TASK TO CARRY OUT:
From the material below, list every line containing "background".

## Start STORED DATA

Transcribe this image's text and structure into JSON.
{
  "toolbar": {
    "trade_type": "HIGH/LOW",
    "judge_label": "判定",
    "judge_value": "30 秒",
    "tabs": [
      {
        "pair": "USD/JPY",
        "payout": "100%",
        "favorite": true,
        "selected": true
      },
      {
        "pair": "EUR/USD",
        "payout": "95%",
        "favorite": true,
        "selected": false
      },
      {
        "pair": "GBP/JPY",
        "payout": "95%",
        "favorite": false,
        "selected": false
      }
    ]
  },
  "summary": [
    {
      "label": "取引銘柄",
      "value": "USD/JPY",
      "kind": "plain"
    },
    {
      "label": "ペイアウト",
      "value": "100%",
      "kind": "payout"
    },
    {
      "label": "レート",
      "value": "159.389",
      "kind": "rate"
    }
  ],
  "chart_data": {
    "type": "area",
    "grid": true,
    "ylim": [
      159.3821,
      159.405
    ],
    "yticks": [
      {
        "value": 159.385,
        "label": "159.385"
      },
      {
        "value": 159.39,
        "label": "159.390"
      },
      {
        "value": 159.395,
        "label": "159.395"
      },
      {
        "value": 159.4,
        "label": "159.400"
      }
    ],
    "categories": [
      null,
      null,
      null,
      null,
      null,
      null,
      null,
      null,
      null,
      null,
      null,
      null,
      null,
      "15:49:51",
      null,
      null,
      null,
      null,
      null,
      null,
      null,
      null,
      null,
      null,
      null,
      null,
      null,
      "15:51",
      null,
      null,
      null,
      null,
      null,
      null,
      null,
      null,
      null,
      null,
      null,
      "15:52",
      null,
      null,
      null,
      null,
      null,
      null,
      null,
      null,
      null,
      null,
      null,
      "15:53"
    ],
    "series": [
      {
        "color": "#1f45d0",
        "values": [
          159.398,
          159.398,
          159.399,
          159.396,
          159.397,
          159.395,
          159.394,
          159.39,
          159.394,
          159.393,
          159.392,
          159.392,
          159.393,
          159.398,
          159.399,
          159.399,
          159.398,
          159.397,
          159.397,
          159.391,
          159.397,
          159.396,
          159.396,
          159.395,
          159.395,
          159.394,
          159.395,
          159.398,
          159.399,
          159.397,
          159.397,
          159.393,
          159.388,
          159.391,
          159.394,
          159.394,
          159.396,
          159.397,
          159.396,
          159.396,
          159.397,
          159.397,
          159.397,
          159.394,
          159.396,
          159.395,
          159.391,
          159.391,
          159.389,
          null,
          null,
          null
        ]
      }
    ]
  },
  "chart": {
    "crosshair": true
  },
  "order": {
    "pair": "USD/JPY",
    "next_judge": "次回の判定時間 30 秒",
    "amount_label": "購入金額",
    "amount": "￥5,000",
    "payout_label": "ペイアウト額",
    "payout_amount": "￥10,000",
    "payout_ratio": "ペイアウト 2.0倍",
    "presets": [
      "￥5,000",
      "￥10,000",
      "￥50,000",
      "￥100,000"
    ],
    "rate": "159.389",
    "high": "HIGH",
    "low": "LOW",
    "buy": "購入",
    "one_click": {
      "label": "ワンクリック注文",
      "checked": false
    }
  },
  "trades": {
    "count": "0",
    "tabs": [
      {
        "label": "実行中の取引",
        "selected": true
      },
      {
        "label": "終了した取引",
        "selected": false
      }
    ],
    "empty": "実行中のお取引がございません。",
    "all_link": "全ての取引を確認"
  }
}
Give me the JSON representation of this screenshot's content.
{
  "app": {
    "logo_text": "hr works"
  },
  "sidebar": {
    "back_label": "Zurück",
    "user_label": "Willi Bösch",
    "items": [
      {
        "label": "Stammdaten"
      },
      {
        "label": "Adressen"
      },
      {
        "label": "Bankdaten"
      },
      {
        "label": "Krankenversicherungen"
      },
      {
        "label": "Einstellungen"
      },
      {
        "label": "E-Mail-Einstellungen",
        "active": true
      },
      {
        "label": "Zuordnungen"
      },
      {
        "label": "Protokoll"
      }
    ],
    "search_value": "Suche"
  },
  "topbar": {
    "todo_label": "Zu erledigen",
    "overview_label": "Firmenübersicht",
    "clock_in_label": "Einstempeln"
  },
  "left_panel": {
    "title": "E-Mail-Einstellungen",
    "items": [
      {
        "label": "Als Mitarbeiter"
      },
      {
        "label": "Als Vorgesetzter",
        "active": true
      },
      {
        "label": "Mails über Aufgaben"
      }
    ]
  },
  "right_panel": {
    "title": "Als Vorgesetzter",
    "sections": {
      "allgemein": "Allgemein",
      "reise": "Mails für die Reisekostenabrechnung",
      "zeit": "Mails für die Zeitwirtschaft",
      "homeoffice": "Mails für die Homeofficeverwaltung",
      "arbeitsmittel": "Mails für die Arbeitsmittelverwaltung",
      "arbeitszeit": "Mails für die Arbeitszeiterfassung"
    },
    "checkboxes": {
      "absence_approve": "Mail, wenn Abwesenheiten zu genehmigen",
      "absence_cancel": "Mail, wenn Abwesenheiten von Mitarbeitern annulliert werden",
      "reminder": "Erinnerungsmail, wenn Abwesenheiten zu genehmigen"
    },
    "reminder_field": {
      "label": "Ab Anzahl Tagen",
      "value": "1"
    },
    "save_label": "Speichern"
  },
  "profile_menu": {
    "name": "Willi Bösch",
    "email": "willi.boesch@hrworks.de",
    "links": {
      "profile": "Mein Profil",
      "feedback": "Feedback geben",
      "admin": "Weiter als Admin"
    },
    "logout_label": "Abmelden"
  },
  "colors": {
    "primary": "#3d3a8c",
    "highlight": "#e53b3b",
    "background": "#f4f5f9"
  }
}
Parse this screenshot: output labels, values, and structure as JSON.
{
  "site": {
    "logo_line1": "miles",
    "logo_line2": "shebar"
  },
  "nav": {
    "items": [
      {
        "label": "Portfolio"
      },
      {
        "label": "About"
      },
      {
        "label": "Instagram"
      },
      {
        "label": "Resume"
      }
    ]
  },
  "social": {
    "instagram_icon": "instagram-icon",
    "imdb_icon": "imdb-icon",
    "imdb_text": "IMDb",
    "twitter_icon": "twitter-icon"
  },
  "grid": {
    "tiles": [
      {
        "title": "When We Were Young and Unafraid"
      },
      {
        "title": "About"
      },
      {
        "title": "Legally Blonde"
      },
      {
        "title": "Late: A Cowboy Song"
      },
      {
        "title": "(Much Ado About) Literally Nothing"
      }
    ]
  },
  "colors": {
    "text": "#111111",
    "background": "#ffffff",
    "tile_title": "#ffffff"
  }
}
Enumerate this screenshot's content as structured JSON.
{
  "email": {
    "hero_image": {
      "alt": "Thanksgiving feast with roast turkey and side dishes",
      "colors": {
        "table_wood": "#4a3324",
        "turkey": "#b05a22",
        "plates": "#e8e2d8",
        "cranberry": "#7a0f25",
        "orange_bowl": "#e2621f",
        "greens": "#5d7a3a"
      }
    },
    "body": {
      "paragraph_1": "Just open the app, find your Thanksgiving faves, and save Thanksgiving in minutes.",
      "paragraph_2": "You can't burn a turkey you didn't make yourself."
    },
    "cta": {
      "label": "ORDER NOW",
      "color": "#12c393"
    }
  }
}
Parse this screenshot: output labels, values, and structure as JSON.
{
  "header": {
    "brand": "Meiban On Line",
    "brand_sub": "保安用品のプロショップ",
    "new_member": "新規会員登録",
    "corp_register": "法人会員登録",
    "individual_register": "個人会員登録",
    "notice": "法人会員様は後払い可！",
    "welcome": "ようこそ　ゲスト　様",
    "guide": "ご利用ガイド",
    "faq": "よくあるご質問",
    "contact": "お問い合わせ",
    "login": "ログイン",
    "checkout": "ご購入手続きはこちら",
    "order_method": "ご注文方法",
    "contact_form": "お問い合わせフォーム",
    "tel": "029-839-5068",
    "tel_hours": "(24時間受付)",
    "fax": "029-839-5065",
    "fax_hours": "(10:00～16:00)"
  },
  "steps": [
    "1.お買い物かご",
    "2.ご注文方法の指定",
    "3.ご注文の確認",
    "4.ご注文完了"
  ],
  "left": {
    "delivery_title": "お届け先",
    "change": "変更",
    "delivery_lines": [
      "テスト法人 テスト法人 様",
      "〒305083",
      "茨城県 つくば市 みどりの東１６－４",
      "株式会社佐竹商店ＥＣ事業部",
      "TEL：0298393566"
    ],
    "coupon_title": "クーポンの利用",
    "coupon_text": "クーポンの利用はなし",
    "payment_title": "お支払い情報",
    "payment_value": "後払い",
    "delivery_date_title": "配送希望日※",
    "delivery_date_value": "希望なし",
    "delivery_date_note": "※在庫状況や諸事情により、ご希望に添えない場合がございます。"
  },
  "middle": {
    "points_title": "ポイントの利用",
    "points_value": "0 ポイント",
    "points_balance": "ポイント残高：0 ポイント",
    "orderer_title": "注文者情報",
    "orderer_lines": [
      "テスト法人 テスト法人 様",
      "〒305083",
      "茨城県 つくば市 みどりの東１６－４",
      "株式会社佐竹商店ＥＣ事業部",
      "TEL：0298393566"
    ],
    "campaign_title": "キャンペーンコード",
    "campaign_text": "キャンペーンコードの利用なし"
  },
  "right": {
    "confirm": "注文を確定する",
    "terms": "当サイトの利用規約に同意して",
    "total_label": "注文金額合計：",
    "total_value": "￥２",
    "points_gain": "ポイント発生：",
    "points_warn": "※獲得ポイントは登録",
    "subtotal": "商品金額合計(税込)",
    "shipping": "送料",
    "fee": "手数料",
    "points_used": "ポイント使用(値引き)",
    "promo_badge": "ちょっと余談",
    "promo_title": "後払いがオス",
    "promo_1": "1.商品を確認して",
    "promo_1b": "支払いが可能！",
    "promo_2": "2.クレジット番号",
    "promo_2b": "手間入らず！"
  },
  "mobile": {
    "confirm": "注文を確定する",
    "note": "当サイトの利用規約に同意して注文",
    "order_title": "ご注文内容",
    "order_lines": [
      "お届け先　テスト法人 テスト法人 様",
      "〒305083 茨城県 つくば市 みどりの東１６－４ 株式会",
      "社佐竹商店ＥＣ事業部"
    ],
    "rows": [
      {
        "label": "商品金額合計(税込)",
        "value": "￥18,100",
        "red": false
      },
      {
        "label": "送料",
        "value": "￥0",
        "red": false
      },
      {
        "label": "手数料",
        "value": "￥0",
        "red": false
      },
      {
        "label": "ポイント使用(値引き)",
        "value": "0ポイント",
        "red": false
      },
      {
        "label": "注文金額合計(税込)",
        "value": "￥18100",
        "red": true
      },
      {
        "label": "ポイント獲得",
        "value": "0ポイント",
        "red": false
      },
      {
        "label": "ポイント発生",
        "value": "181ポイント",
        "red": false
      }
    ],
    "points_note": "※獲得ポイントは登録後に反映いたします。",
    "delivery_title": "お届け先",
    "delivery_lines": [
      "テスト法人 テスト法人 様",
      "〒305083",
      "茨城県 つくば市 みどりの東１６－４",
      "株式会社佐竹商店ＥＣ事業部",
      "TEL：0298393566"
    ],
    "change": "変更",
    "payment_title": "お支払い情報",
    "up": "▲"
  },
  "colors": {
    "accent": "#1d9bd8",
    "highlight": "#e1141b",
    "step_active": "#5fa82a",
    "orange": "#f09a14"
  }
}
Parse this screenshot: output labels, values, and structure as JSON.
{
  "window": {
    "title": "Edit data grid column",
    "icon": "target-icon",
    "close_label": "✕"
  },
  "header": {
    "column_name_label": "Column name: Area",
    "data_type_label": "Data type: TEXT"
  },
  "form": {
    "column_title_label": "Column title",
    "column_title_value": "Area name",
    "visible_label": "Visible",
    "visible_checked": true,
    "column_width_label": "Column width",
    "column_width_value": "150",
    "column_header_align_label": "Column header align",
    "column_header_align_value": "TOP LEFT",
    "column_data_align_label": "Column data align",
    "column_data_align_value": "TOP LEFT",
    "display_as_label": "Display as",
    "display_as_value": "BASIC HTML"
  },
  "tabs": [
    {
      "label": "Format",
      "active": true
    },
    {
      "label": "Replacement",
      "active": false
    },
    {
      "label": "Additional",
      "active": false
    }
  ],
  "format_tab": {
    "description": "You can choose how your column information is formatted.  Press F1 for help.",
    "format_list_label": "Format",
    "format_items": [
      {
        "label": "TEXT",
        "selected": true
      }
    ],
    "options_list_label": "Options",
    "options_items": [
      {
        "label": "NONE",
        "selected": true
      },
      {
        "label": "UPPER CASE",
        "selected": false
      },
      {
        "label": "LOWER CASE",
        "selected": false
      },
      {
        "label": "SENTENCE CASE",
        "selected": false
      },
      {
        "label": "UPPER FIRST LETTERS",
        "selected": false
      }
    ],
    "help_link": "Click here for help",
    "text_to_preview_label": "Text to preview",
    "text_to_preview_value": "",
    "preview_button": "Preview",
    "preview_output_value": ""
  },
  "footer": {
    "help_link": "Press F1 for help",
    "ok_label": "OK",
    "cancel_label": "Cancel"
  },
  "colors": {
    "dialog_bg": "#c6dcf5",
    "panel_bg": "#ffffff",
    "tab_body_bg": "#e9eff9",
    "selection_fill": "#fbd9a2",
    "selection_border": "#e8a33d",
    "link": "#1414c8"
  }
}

## End STORED DATA

TASK OUTPUT:
    "background": "#f4f5f9"
    "background": "#ffffff",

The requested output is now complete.